— START —

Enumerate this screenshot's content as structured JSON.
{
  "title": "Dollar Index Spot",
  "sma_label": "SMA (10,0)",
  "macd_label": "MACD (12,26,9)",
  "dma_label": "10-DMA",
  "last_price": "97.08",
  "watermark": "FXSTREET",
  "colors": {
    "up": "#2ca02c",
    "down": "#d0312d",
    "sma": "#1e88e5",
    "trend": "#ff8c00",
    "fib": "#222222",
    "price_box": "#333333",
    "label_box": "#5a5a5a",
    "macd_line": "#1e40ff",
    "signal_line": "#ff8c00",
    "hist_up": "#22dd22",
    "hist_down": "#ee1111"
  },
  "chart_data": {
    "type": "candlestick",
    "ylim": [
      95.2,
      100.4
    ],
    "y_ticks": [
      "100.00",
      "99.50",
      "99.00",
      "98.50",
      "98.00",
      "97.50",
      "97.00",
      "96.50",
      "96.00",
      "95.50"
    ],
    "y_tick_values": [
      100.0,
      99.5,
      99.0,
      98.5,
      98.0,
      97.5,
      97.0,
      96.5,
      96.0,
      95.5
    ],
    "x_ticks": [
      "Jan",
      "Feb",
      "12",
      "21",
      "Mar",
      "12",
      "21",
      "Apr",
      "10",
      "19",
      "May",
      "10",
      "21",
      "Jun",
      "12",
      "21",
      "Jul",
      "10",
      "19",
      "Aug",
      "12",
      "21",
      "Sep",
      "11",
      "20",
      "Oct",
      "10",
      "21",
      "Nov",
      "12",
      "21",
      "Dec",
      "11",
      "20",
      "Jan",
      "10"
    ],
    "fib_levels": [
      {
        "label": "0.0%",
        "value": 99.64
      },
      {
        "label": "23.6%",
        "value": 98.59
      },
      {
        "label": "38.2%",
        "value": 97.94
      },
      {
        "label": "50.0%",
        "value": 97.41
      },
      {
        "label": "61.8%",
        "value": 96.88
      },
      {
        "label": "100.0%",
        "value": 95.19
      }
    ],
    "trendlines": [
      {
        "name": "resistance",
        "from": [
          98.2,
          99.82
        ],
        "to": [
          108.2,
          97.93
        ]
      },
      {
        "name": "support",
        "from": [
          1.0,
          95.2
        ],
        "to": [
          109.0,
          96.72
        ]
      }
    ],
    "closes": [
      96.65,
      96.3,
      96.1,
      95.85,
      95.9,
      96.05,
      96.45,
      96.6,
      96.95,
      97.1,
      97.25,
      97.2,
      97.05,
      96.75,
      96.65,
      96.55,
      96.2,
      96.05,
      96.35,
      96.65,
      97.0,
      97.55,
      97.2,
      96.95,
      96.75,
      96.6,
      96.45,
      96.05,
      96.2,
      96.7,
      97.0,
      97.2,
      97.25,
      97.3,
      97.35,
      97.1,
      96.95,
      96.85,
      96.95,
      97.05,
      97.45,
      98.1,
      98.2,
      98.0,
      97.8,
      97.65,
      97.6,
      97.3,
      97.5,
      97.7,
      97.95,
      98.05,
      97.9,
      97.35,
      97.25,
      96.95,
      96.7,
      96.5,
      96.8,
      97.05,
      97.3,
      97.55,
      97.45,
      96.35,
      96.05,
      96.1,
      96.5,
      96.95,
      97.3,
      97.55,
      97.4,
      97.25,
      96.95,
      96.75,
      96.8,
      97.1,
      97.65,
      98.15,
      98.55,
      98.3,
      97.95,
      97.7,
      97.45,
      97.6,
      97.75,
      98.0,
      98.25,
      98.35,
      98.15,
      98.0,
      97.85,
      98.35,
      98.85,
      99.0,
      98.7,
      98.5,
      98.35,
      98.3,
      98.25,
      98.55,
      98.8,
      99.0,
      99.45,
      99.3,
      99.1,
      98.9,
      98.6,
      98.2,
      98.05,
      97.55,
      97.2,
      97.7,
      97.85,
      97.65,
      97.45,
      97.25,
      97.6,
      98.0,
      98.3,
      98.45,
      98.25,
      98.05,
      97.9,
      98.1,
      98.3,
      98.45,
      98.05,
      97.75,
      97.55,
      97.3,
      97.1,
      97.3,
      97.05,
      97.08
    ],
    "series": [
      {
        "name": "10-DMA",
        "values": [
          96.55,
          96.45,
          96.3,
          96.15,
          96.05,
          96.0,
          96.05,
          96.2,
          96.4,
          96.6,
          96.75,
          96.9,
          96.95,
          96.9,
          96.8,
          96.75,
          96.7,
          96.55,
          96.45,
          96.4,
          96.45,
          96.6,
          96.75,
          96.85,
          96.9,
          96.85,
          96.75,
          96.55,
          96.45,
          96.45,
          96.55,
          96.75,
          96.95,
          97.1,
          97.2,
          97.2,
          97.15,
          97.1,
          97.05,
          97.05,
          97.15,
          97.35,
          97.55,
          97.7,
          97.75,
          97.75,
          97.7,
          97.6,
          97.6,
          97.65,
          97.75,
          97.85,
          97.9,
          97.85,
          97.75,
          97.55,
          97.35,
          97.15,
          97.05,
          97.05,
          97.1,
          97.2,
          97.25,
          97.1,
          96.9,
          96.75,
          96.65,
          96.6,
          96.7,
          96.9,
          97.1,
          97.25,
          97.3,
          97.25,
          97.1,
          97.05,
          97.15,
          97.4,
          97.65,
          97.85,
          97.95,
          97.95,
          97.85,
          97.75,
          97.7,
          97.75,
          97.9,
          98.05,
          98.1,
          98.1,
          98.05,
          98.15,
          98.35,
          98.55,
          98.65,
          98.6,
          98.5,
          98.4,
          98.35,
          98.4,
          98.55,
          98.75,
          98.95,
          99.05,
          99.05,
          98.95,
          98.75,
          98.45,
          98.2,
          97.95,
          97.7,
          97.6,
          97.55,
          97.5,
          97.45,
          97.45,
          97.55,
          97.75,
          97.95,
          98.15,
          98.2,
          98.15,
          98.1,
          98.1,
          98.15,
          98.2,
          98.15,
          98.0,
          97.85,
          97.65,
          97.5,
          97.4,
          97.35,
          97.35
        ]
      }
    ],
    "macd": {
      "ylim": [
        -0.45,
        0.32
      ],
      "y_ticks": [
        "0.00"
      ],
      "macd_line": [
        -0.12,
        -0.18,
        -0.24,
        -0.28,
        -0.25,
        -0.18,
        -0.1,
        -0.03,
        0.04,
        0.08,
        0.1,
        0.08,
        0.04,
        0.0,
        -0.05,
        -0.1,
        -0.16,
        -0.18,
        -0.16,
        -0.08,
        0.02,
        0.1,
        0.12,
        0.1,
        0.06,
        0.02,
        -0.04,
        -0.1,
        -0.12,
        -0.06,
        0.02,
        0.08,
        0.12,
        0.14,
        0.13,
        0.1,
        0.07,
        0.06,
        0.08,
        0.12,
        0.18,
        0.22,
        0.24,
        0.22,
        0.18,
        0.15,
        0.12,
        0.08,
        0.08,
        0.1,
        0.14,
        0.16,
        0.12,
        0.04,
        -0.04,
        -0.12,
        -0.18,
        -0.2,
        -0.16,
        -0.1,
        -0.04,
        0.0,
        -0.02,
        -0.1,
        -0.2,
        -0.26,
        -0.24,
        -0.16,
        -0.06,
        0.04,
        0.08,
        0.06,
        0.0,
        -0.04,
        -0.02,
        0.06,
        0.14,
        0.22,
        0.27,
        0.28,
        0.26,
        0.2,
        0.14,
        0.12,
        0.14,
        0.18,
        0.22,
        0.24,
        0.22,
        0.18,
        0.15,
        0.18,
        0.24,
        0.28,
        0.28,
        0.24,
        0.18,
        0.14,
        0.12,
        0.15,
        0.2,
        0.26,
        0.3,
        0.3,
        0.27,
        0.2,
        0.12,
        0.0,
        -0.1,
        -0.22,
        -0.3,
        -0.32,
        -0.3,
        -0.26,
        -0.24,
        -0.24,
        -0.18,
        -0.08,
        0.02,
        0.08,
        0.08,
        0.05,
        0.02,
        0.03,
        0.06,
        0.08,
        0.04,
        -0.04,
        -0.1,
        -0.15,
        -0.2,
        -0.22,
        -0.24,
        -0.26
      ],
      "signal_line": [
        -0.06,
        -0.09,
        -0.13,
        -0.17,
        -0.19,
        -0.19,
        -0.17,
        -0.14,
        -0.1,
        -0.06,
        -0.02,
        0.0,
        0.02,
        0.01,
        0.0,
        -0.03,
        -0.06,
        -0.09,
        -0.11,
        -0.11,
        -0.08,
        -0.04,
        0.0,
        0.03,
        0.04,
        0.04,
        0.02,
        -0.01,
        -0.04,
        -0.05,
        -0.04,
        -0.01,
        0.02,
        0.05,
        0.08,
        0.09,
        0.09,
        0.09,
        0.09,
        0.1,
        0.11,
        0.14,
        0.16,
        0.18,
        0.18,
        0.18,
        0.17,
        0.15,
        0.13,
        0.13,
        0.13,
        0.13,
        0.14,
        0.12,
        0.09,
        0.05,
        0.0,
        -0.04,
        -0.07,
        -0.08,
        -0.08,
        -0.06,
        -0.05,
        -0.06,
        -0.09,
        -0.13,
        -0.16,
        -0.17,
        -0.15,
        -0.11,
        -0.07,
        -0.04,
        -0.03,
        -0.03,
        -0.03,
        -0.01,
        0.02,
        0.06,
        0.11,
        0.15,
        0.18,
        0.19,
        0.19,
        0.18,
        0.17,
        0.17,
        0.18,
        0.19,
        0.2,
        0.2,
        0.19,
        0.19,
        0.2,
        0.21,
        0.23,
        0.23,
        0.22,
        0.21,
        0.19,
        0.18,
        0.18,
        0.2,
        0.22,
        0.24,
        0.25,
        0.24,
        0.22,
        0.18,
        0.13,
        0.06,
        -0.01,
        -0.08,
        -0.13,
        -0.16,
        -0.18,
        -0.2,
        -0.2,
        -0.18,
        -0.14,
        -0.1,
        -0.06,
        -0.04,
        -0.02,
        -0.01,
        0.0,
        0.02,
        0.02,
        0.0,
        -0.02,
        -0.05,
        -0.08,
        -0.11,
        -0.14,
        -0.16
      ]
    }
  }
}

— END —

### TASK TO COMPLETE
Show all lines from the data above in which the word "name" appears.

### REPLY TO THE EXERCISE
        "name": "resistance",
        "name": "support",
        "name": "10-DMA",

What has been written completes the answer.